Begin at the line with "What does this" and output every line through the end of the records, exactly as given. Omit pictures.

= = = =

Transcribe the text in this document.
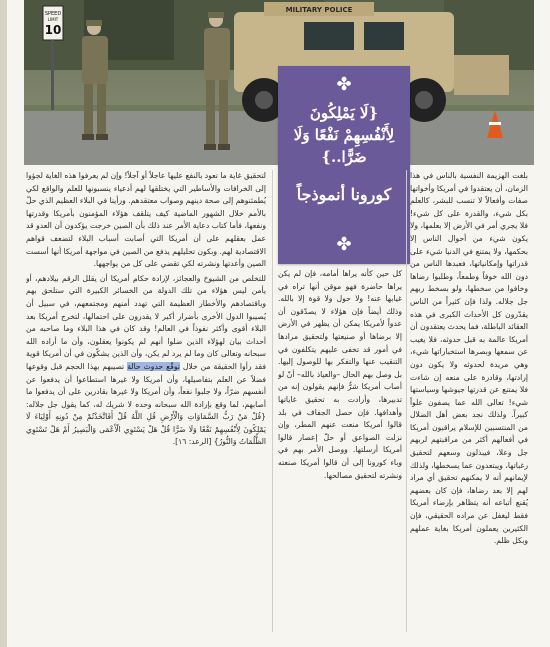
SPEED
LIMIT
10
MILITARY POLICE
✤
{لَا يَمْلِكُونَ لِأَنْفُسِهِمْ نَفْعًا وَلَا ضَرًّا..}
كورونا أنموذجاً
✤

بلغت الهزيمة النفسية بالناس في هذا الزمان، أن يعتقدوا في أمريكا وأخواتها صفات وأفعالاً لا تنسب للبشر، كالعلم بكل شيء، والقدرة على كل شيء! فلا يجري أمر في الأرض إلا بعلمها، ولا يكون شيء من أحوال الناس إلا بحكمها، ولا يمتنع في الدنيا شيء على قدراتها وإمكانياتها، فعبدها الناس من دون الله خوفاً وطمعاً، وطلبوا رضاها وخافوا من سخطها، ولو بسخط ربهم جل جلاله. ولذا فإن كثيراً من الناس يقدّرون كل الأحداث الكبرى في هذه العقائد الباطلة، فما يحدث يعتقدون أن أمريكا عالمة به قبل حدوثه، فلا يغيب عن سمعها وبصرها استخباراتها شيء، وهي مريدة لحدوثه ولا يكون دون إرادتها، وقادرة على منعه إن شاءت فلا يمتنع عن قدرتها جيوشها وسياستها شيء! تعالى الله عما يصفون علواً كبيراً. ولذلك نجد بعض أهل الضلال من المنتسبين للإسلام يراقبون أمريكا في أفعالهم أكثر من مراقبتهم لربهم جل وعلا، فيبذلون وسعهم لتحقيق رغباتها، ويبتعدون عما يسخطها، ولذلك لإيمانهم أنه لا يمكنهم تحقيق أي مراد لهم إلا بعد رضاها، فإن كان بعضهم يُقنع أتباعه أنه يتظاهر بإرضاء أمريكا فقط ليغفل عن مراده الحقيقي، فإن الكثيرين يعملون أمريكا بغاية عملهم وبكل ظلم.

كل حين كأنه يراها أمامه، فإن لم يكن يراها حاضرة فهو موقن أنها تراه في غيابها عنه! ولا حول ولا قوة إلا بالله. وذلك أيضاً فإن هؤلاء لا يصدّقون أن عدواً لأمريكا يمكن أن يظهر في الأرض إلا برضاها أو صنيعتها ولتحقيق مرادها في أمور قد تخفى عليهم يتكلفون في التنقيب عنها والتفكر بها للوصول إليها. بل وصل بهم الحال –والعياذ بالله– أنّ لو أصاب أمريكا شرٌّ فإنهم يقولون إنه من تدبيرها، وأرادت به تحقيق غاياتها وأهدافها. فإن حصل الجفاف في بلد قالوا أمريكا منعت عنهم المطر، وإن نزلت الصواعق أو حلّ إعصار قالوا أمريكا أرسلتها. ووصل الأمر بهم في وباء كورونا إلى أن قالوا أمريكا صنعته ونشرته لتحقيق مصالحها.

لتحقيق غاية ما تعود بالنفع عليها عاجلاً أو آجلاً! وإن لم يعرفوا هذه الغاية لجؤوا إلى الخرافات والأساطير التي يختلقها لهم أدعياء ينسبونها للعلم والواقع لكي يُطمئنوهم إلى صحة دينهم وصواب معتقدهم. ورأينا في البلاء العظيم الذي حلّ بالأمم خلال الشهور الماضية كيف يتلقف هؤلاء المؤمنون بأمريكا وقدرتها ونفعها، فأما كتاب دعاية الأمر عند ذلك بأن الصين خرجت يؤكدون أن العدو قد عمل بعقلهم على أن أمريكا التي أصابت أسباب البلاء لتضعف قواهم الاقتصادية لهم. وبكون تحليلهم يدفع من الصين في مواجهة أمريكا أنها أسست الصين وأعدتها ونشرته لكي تقضي على كل من يواجهها.

للتخلص من الشيوخ والعجائز، لإرادة حكام أمريكا أن يقلل الرقم بيلادهم، أو يأمن ليس هؤلاء من تلك الدولة من الخسائر الكبيرة التي ستلحق بهم وباقتصادهم والأخطار العظيمة التي تهدد أمنهم ومجتمعهم، في سبيل أن يُصيبوا الدول الأخرى بأضرار أكبر لا يقدرون على احتمالها، لتخرج أمريكا بعد البلاء أقوى وأكثر نفوذاً في العالم! وقد كان في هذا البلاء وما صاحبه من أحداث بيان لهؤلاء الذين ضلوا أنهم لم يكونوا يعقلون، وأن ما أراده الله سبحانه وتعالى كان وما لم يرد لم يكن، وأن الذين يشكّون في أن أمريكا قوية فقد رأوا الحقيقة من خلال توقّع حدوث حالة تصيبهم بهذا الحجم قبل وقوعها فضلاً عن العلم بتفاصيلها، وأن أمريكا ولا غيرها استطاعوا أن يدفعوا عن أنفسهم ضرّاً، ولا جلبوا نفعاً، وأن أمريكا ولا غيرها بقادرين على أن يدفعوا ما أصابهم، لما وقع بإرادة الله سبحانه وحده لا شريك له، كما يقول جل جلاله: {قُلْ مَنْ رَبُّ السَّمَاوَاتِ وَالْأَرْضِ قُلِ اللَّهُ قُلْ أَفَاتَّخَذْتُمْ مِنْ دُونِهِ أَوْلِيَاءَ لَا يَمْلِكُونَ لِأَنْفُسِهِمْ نَفْعًا وَلَا ضَرًّا قُلْ هَلْ يَسْتَوِي الْأَعْمَى وَالْبَصِيرُ أَمْ هَلْ تَسْتَوِي الظُّلُمَاتُ وَالنُّورُ} [الرعد: ١٦].
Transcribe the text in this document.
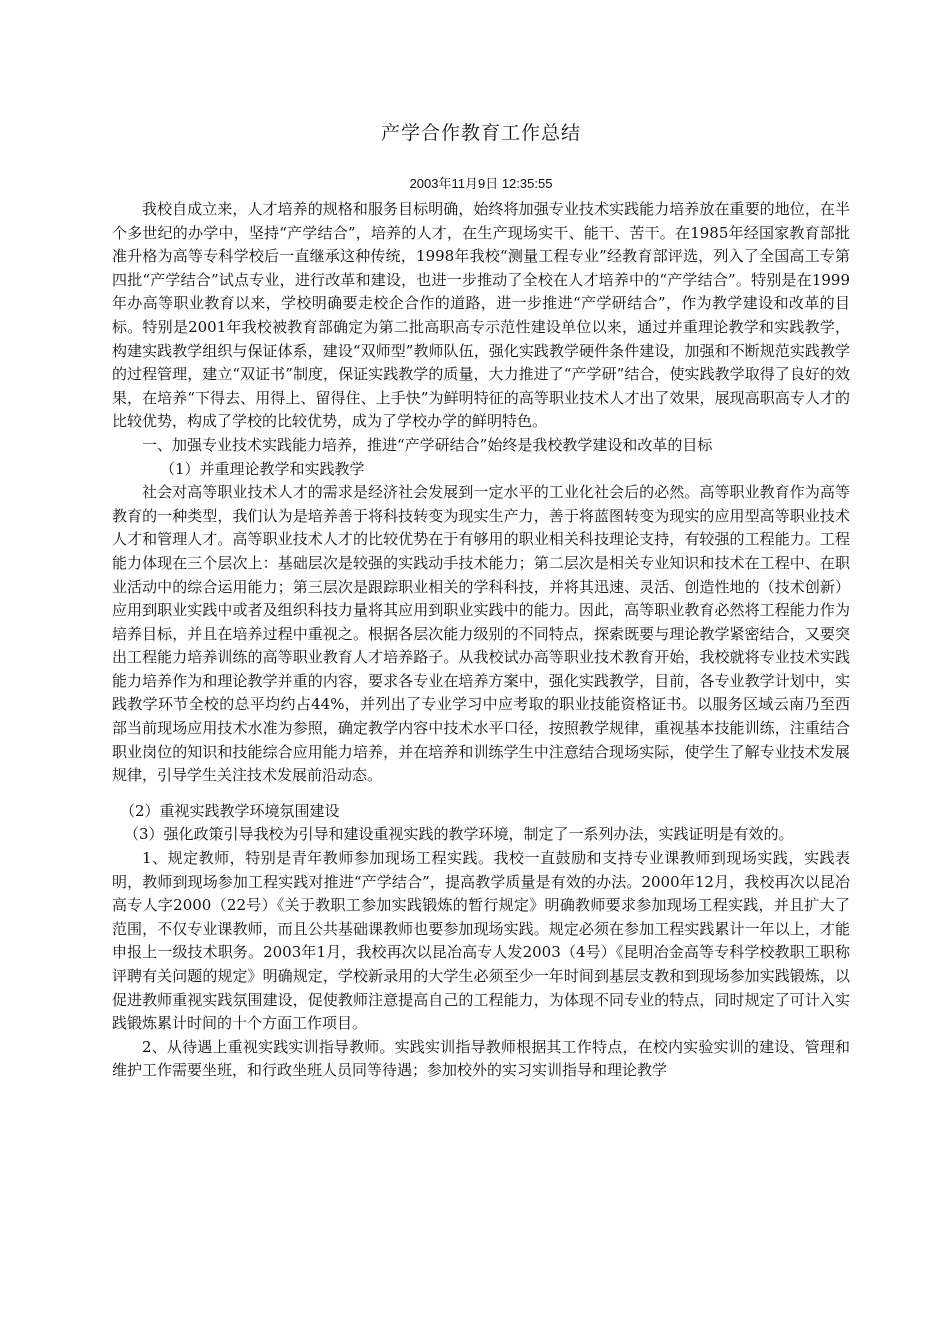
产学合作教育工作总结
2003年11月9日 12:35:55

我校自成立来，人才培养的规格和服务目标明确，始终将加强专业技术实践能力培养放在重要的地位，在半个多世纪的办学中，坚持“产学结合”，培养的人才，在生产现场实干、能干、苦干。在1985年经国家教育部批准升格为高等专科学校后一直继承这种传统，1998年我校“测量工程专业”经教育部评选，列入了全国高工专第四批“产学结合”试点专业，进行改革和建设，也进一步推动了全校在人才培养中的“产学结合”。特别是在1999年办高等职业教育以来，学校明确要走校企合作的道路，进一步推进“产学研结合”，作为教学建设和改革的目标。特别是2001年我校被教育部确定为第二批高职高专示范性建设单位以来，通过并重理论教学和实践教学，构建实践教学组织与保证体系，建设“双师型”教师队伍，强化实践教学硬件条件建设，加强和不断规范实践教学的过程管理，建立“双证书”制度，保证实践教学的质量，大力推进了“产学研”结合，使实践教学取得了良好的效果，在培养“下得去、用得上、留得住、上手快”为鲜明特征的高等职业技术人才出了效果，展现高职高专人才的比较优势，构成了学校的比较优势，成为了学校办学的鲜明特色。

一、加强专业技术实践能力培养，推进“产学研结合”始终是我校教学建设和改革的目标

（1）并重理论教学和实践教学

社会对高等职业技术人才的需求是经济社会发展到一定水平的工业化社会后的必然。高等职业教育作为高等教育的一种类型，我们认为是培养善于将科技转变为现实生产力，善于将蓝图转变为现实的应用型高等职业技术人才和管理人才。高等职业技术人才的比较优势在于有够用的职业相关科技理论支持，有较强的工程能力。工程能力体现在三个层次上：基础层次是较强的实践动手技术能力；第二层次是相关专业知识和技术在工程中、在职业活动中的综合运用能力；第三层次是跟踪职业相关的学科科技，并将其迅速、灵活、创造性地的（技术创新）应用到职业实践中或者及组织科技力量将其应用到职业实践中的能力。因此，高等职业教育必然将工程能力作为培养目标，并且在培养过程中重视之。根据各层次能力级别的不同特点，探索既要与理论教学紧密结合，又要突出工程能力培养训练的高等职业教育人才培养路子。从我校试办高等职业技术教育开始，我校就将专业技术实践能力培养作为和理论教学并重的内容，要求各专业在培养方案中，强化实践教学，目前，各专业教学计划中，实践教学环节全校的总平均约占44%，并列出了专业学习中应考取的职业技能资格证书。以服务区域云南乃至西部当前现场应用技术水准为参照，确定教学内容中技术水平口径，按照教学规律，重视基本技能训练，注重结合职业岗位的知识和技能综合应用能力培养，并在培养和训练学生中注意结合现场实际，使学生了解专业技术发展规律，引导学生关注技术发展前沿动态。

（2）重视实践教学环境氛围建设

（3）强化政策引导我校为引导和建设重视实践的教学环境，制定了一系列办法，实践证明是有效的。

1、规定教师，特别是青年教师参加现场工程实践。我校一直鼓励和支持专业课教师到现场实践，实践表明，教师到现场参加工程实践对推进“产学结合”，提高教学质量是有效的办法。2000年12月，我校再次以昆冶高专人字2000（22号）《关于教职工参加实践锻炼的暂行规定》明确教师要求参加现场工程实践，并且扩大了范围，不仅专业课教师，而且公共基础课教师也要参加现场实践。规定必须在参加工程实践累计一年以上，才能申报上一级技术职务。2003年1月，我校再次以昆冶高专人发2003（4号）《昆明冶金高等专科学校教职工职称评聘有关问题的规定》明确规定，学校新录用的大学生必须至少一年时间到基层支教和到现场参加实践锻炼，以促进教师重视实践氛围建设，促使教师注意提高自己的工程能力，为体现不同专业的特点，同时规定了可计入实践锻炼累计时间的十个方面工作项目。

2、从待遇上重视实践实训指导教师。实践实训指导教师根据其工作特点，在校内实验实训的建设、管理和维护工作需要坐班，和行政坐班人员同等待遇；参加校外的实习实训指导和理论教学
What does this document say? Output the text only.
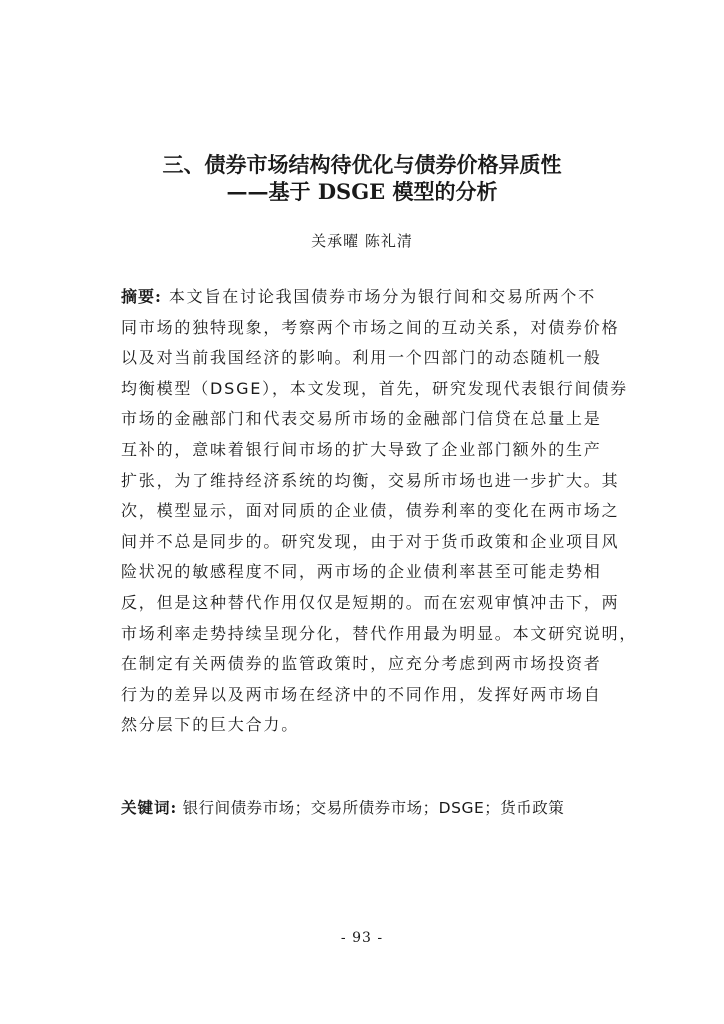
三、债券市场结构待优化与债券价格异质性
——基于 DSGE 模型的分析
关承曜 陈礼清
摘要: 本文旨在讨论我国债券市场分为银行间和交易所两个不
同市场的独特现象，考察两个市场之间的互动关系，对债券价格
以及对当前我国经济的影响。利用一个四部门的动态随机一般
均衡模型（DSGE），本文发现，首先，研究发现代表银行间债券
市场的金融部门和代表交易所市场的金融部门信贷在总量上是
互补的，意味着银行间市场的扩大导致了企业部门额外的生产
扩张，为了维持经济系统的均衡，交易所市场也进一步扩大。其
次，模型显示，面对同质的企业债，债券利率的变化在两市场之
间并不总是同步的。研究发现，由于对于货币政策和企业项目风
险状况的敏感程度不同，两市场的企业债利率甚至可能走势相
反，但是这种替代作用仅仅是短期的。而在宏观审慎冲击下，两
市场利率走势持续呈现分化，替代作用最为明显。本文研究说明，
在制定有关两债券的监管政策时，应充分考虑到两市场投资者
行为的差异以及两市场在经济中的不同作用，发挥好两市场自
然分层下的巨大合力。
关键词: 银行间债券市场；交易所债券市场；DSGE；货币政策
- 93 -
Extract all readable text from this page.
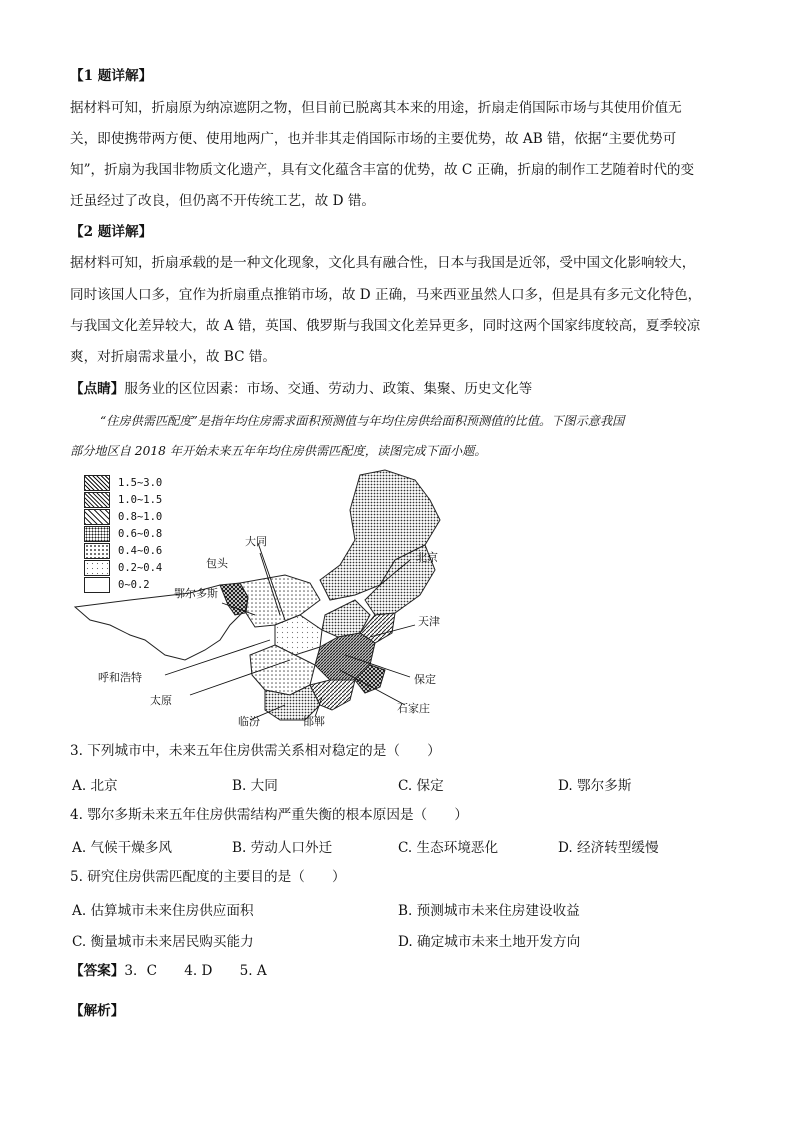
【1 题详解】
据材料可知，折扇原为纳凉遮阴之物，但目前已脱离其本来的用途，折扇走俏国际市场与其使用价值无
关，即使携带两方便、使用地两广，也并非其走俏国际市场的主要优势，故 AB 错，依据“主要优势可
知”，折扇为我国非物质文化遗产，具有文化蕴含丰富的优势，故 C 正确，折扇的制作工艺随着时代的变
迁虽经过了改良，但仍离不开传统工艺，故 D 错。
【2 题详解】
据材料可知，折扇承载的是一种文化现象，文化具有融合性，日本与我国是近邻，受中国文化影响较大，
同时该国人口多，宜作为折扇重点推销市场，故 D 正确，马来西亚虽然人口多，但是具有多元文化特色，
与我国文化差异较大，故 A 错，英国、俄罗斯与我国文化差异更多，同时这两个国家纬度较高，夏季较凉
爽，对折扇需求量小，故 BC 错。
【点睛】服务业的区位因素：市场、交通、劳动力、政策、集聚、历史文化等
“住房供需匹配度”是指年均住房需求面积预测值与年均住房供给面积预测值的比值。下图示意我国
部分地区自 2018 年开始未来五年年均住房供需匹配度，读图完成下面小题。
1.5~3.0
1.0~1.5
0.8~1.0
0.6~0.8
0.4~0.6
0.2~0.4
0~0.2
大同
包头	北京
鄂尔多斯
天津
呼和浩特	保定
太原
石家庄
临汾	邯郸
3. 下列城市中，未来五年住房供需关系相对稳定的是（　　）
A. 北京	B. 大同	C. 保定	D. 鄂尔多斯
4. 鄂尔多斯未来五年住房供需结构严重失衡的根本原因是（　　）
A. 气候干燥多风	B. 劳动人口外迁	C. 生态环境恶化	D. 经济转型缓慢
5. 研究住房供需匹配度的主要目的是（　　）
A. 估算城市未来住房供应面积	B. 预测城市未来住房建设收益
C. 衡量城市未来居民购买能力	D. 确定城市未来土地开发方向
【答案】3．C　　4. D　　5. A
【解析】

= = = =

ANSWER BELOW:
What does this document say? Output the text only.
三、债券市场结构待优化与债券价格异质性
——基于 DSGE 模型的分析
关承曜 陈礼清
摘要: 本文旨在讨论我国债券市场分为银行间和交易所两个不
同市场的独特现象，考察两个市场之间的互动关系，对债券价格
以及对当前我国经济的影响。利用一个四部门的动态随机一般
均衡模型（DSGE），本文发现，首先，研究发现代表银行间债券
市场的金融部门和代表交易所市场的金融部门信贷在总量上是
互补的，意味着银行间市场的扩大导致了企业部门额外的生产
扩张，为了维持经济系统的均衡，交易所市场也进一步扩大。其
次，模型显示，面对同质的企业债，债券利率的变化在两市场之
间并不总是同步的。研究发现，由于对于货币政策和企业项目风
险状况的敏感程度不同，两市场的企业债利率甚至可能走势相
反，但是这种替代作用仅仅是短期的。而在宏观审慎冲击下，两
市场利率走势持续呈现分化，替代作用最为明显。本文研究说明，
在制定有关两债券的监管政策时，应充分考虑到两市场投资者
行为的差异以及两市场在经济中的不同作用，发挥好两市场自
然分层下的巨大合力。
关键词: 银行间债券市场；交易所债券市场；DSGE；货币政策
- 93 -
Extract all readable text from this page.
【1 题详解】
据材料可知，折扇原为纳凉遮阴之物，但目前已脱离其本来的用途，折扇走俏国际市场与其使用价值无
关，即使携带两方便、使用地两广，也并非其走俏国际市场的主要优势，故 AB 错，依据“主要优势可
知”，折扇为我国非物质文化遗产，具有文化蕴含丰富的优势，故 C 正确，折扇的制作工艺随着时代的变
迁虽经过了改良，但仍离不开传统工艺，故 D 错。
【2 题详解】
据材料可知，折扇承载的是一种文化现象，文化具有融合性，日本与我国是近邻，受中国文化影响较大，
同时该国人口多，宜作为折扇重点推销市场，故 D 正确，马来西亚虽然人口多，但是具有多元文化特色，
与我国文化差异较大，故 A 错，英国、俄罗斯与我国文化差异更多，同时这两个国家纬度较高，夏季较凉
爽，对折扇需求量小，故 BC 错。
【点睛】服务业的区位因素：市场、交通、劳动力、政策、集聚、历史文化等
“住房供需匹配度”是指年均住房需求面积预测值与年均住房供给面积预测值的比值。下图示意我国
部分地区自 2018 年开始未来五年年均住房供需匹配度，读图完成下面小题。
1.5~3.0
1.0~1.5
0.8~1.0
0.6~0.8
0.4~0.6
0.2~0.4
0~0.2
大同
包头	北京
鄂尔多斯
天津
呼和浩特	保定
太原
石家庄
临汾	邯郸
3. 下列城市中，未来五年住房供需关系相对稳定的是（　　）
A. 北京	B. 大同	C. 保定	D. 鄂尔多斯
4. 鄂尔多斯未来五年住房供需结构严重失衡的根本原因是（　　）
A. 气候干燥多风	B. 劳动人口外迁	C. 生态环境恶化	D. 经济转型缓慢
5. 研究住房供需匹配度的主要目的是（　　）
A. 估算城市未来住房供应面积	B. 预测城市未来住房建设收益
C. 衡量城市未来居民购买能力	D. 确定城市未来土地开发方向
【答案】3．C　　4. D　　5. A
【解析】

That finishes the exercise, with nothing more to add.